» **Exercise inputs**
○ ○ ○ ○ ○
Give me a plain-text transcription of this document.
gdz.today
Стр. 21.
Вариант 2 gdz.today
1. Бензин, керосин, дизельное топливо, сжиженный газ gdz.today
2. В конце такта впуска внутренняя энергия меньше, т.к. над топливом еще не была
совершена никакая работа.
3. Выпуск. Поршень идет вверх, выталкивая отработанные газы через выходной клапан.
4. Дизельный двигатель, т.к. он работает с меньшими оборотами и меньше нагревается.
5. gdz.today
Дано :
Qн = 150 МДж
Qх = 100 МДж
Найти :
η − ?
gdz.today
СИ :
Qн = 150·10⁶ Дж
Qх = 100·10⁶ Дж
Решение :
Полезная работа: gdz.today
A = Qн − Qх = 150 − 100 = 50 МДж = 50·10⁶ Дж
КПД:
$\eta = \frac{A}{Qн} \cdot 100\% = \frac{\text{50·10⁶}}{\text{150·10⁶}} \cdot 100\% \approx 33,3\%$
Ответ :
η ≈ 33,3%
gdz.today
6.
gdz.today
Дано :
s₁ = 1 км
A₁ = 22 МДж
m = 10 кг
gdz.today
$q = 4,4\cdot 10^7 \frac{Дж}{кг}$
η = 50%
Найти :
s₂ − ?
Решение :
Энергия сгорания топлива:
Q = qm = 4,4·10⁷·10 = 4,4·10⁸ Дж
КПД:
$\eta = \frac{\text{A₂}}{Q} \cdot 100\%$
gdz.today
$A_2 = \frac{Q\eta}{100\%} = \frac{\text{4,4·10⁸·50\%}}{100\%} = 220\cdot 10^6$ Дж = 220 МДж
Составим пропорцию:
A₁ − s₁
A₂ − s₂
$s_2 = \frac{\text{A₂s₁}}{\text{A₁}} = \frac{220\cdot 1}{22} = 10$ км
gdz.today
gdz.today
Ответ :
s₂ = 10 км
○ ○ ○ ○ ○
» **Aim**
Looking at the records above, work out how many lines include the string "frac". Give the number and nothing else.

» **Reply to the exercise**
5